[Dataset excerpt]
==================================================
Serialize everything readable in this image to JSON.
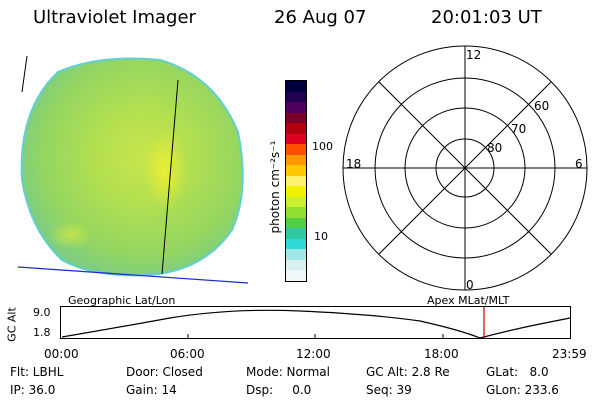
{
  "header": {
    "title": "Ultraviolet Imager",
    "date": "26 Aug 07",
    "time": "20:01:03 UT"
  },
  "colorbar": {
    "unit_label": "photon cm⁻²s⁻¹",
    "ticks": [
      "100",
      "10"
    ],
    "colors": [
      "#000040",
      "#200050",
      "#500060",
      "#7a0028",
      "#b00010",
      "#e00020",
      "#ff5000",
      "#ff9800",
      "#ffc800",
      "#fff070",
      "#f0f000",
      "#c8ef30",
      "#90e030",
      "#50d040",
      "#30c8a0",
      "#30d8d8",
      "#a0e8e8",
      "#d8f0f0",
      "#eef8f8"
    ]
  },
  "polar": {
    "mlt_labels": {
      "top": "12",
      "right": "6",
      "bottom": "0",
      "left": "18"
    },
    "lat_labels": [
      "60",
      "70",
      "80"
    ]
  },
  "orbit": {
    "left_label": "Geographic Lat/Lon",
    "right_label": "Apex MLat/MLT",
    "y_axis_label": "GC Alt",
    "y_ticks": [
      "9.0",
      "1.8"
    ],
    "x_ticks": [
      "00:00",
      "06:00",
      "12:00",
      "18:00",
      "23:59"
    ],
    "marker_color": "#cc0000"
  },
  "info_rows": [
    [
      "Flt: LBHL",
      "Door: Closed",
      "Mode: Normal",
      "GC Alt: 2.8 Re",
      "GLat:   8.0"
    ],
    [
      "IP: 36.0",
      "Gain: 14",
      "Dsp:     0.0",
      "Seq: 39",
      "GLon: 233.6"
    ]
  ]
}
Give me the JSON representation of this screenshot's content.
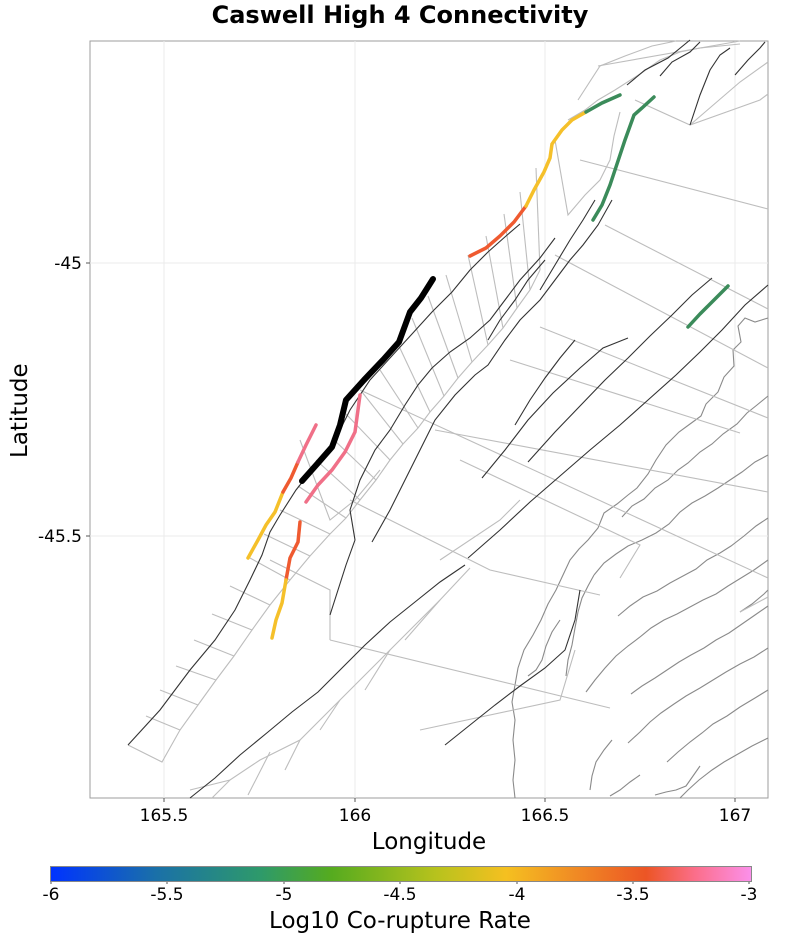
{
  "title": "Caswell High 4 Connectivity",
  "xaxis": {
    "label": "Longitude",
    "ticks": [
      "165.5",
      "166",
      "166.5",
      "167"
    ]
  },
  "yaxis": {
    "label": "Latitude",
    "ticks": [
      "-45",
      "-45.5"
    ]
  },
  "colorbar": {
    "label": "Log10 Co-rupture Rate",
    "ticks": [
      "-6",
      "-5.5",
      "-5",
      "-4.5",
      "-4",
      "-3.5",
      "-3"
    ],
    "range": [
      -6,
      -3
    ]
  },
  "colors": {
    "selected_fault": "#000000",
    "high_rate": "#f07088",
    "mid_high_rate": "#ef5a30",
    "mid_rate": "#f5c02a",
    "low_rate": "#3b8b5a",
    "fault_trace": "#333333",
    "section_outline": "#bdbdbd",
    "coastline": "#8a8a8a"
  },
  "map_extent": {
    "lon": [
      165.3,
      167.08
    ],
    "lat": [
      -45.97,
      -44.6
    ]
  }
}
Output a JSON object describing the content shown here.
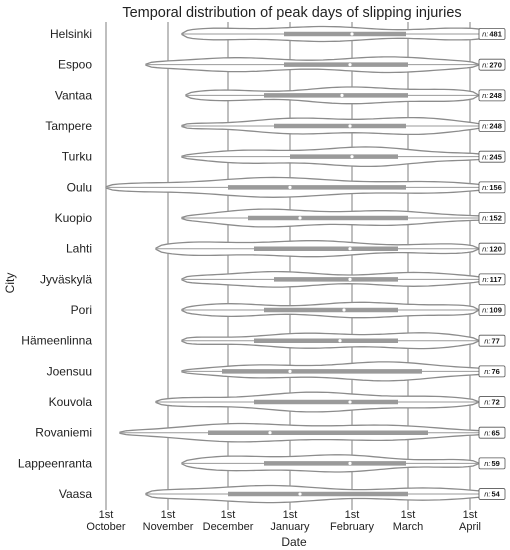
{
  "chart_data": {
    "type": "violin",
    "title": "Temporal distribution of peak days of slipping injuries",
    "xlabel": "Date",
    "ylabel": "City",
    "x_ticks": [
      {
        "date": "2000-10-01",
        "label": [
          "1st",
          "October"
        ]
      },
      {
        "date": "2000-11-01",
        "label": [
          "1st",
          "November"
        ]
      },
      {
        "date": "2000-12-01",
        "label": [
          "1st",
          "December"
        ]
      },
      {
        "date": "2001-01-01",
        "label": [
          "1st",
          "January"
        ]
      },
      {
        "date": "2001-02-01",
        "label": [
          "1st",
          "February"
        ]
      },
      {
        "date": "2001-03-01",
        "label": [
          "1st",
          "March"
        ]
      },
      {
        "date": "2001-04-01",
        "label": [
          "1st",
          "April"
        ]
      }
    ],
    "x_range": [
      "2000-10-01",
      "2001-04-12"
    ],
    "n_prefix": "n:",
    "series": [
      {
        "city": "Helsinki",
        "n": 481,
        "min": "2000-11-08",
        "q1": "2000-12-29",
        "median": "2001-02-01",
        "q3": "2001-02-28",
        "max": "2001-04-15"
      },
      {
        "city": "Espoo",
        "n": 270,
        "min": "2000-10-21",
        "q1": "2000-12-29",
        "median": "2001-01-31",
        "q3": "2001-03-01",
        "max": "2001-04-05"
      },
      {
        "city": "Vantaa",
        "n": 248,
        "min": "2000-11-10",
        "q1": "2000-12-19",
        "median": "2001-01-27",
        "q3": "2001-03-01",
        "max": "2001-04-05"
      },
      {
        "city": "Tampere",
        "n": 248,
        "min": "2000-11-08",
        "q1": "2000-12-24",
        "median": "2001-01-31",
        "q3": "2001-02-28",
        "max": "2001-04-08"
      },
      {
        "city": "Turku",
        "n": 245,
        "min": "2000-11-08",
        "q1": "2001-01-01",
        "median": "2001-02-01",
        "q3": "2001-02-24",
        "max": "2001-04-10"
      },
      {
        "city": "Oulu",
        "n": 156,
        "min": "2000-10-01",
        "q1": "2000-12-01",
        "median": "2001-01-01",
        "q3": "2001-02-28",
        "max": "2001-04-12"
      },
      {
        "city": "Kuopio",
        "n": 152,
        "min": "2000-11-08",
        "q1": "2000-12-11",
        "median": "2001-01-06",
        "q3": "2001-03-01",
        "max": "2001-04-10"
      },
      {
        "city": "Lahti",
        "n": 120,
        "min": "2000-10-26",
        "q1": "2000-12-14",
        "median": "2001-01-31",
        "q3": "2001-02-24",
        "max": "2001-04-05"
      },
      {
        "city": "Jyväskylä",
        "n": 117,
        "min": "2000-11-08",
        "q1": "2000-12-24",
        "median": "2001-01-31",
        "q3": "2001-02-24",
        "max": "2001-04-08"
      },
      {
        "city": "Pori",
        "n": 109,
        "min": "2000-11-08",
        "q1": "2000-12-19",
        "median": "2001-01-28",
        "q3": "2001-02-24",
        "max": "2001-04-05"
      },
      {
        "city": "Hämeenlinna",
        "n": 77,
        "min": "2000-11-08",
        "q1": "2000-12-14",
        "median": "2001-01-26",
        "q3": "2001-02-24",
        "max": "2001-04-05"
      },
      {
        "city": "Joensuu",
        "n": 76,
        "min": "2000-11-08",
        "q1": "2000-11-28",
        "median": "2001-01-01",
        "q3": "2001-03-08",
        "max": "2001-04-12"
      },
      {
        "city": "Kouvola",
        "n": 72,
        "min": "2000-10-26",
        "q1": "2000-12-14",
        "median": "2001-01-31",
        "q3": "2001-02-24",
        "max": "2001-04-05"
      },
      {
        "city": "Rovaniemi",
        "n": 65,
        "min": "2000-10-08",
        "q1": "2000-11-21",
        "median": "2000-12-22",
        "q3": "2001-03-11",
        "max": "2001-04-12"
      },
      {
        "city": "Lappeenranta",
        "n": 59,
        "min": "2000-11-08",
        "q1": "2000-12-19",
        "median": "2001-01-31",
        "q3": "2001-02-28",
        "max": "2001-04-05"
      },
      {
        "city": "Vaasa",
        "n": 54,
        "min": "2000-10-21",
        "q1": "2000-12-01",
        "median": "2001-01-06",
        "q3": "2001-03-01",
        "max": "2001-04-12"
      }
    ],
    "colors": {
      "violin_stroke": "#8c8c8c",
      "box": "#9a9a9a",
      "median": "#ffffff",
      "grid": "#7f7f7f",
      "text": "#222222"
    },
    "grid": "vertical"
  }
}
==================================================
● **Set exercise**:
Give only the number of lines in the entries that contain "JSON".

● **Final result**:
3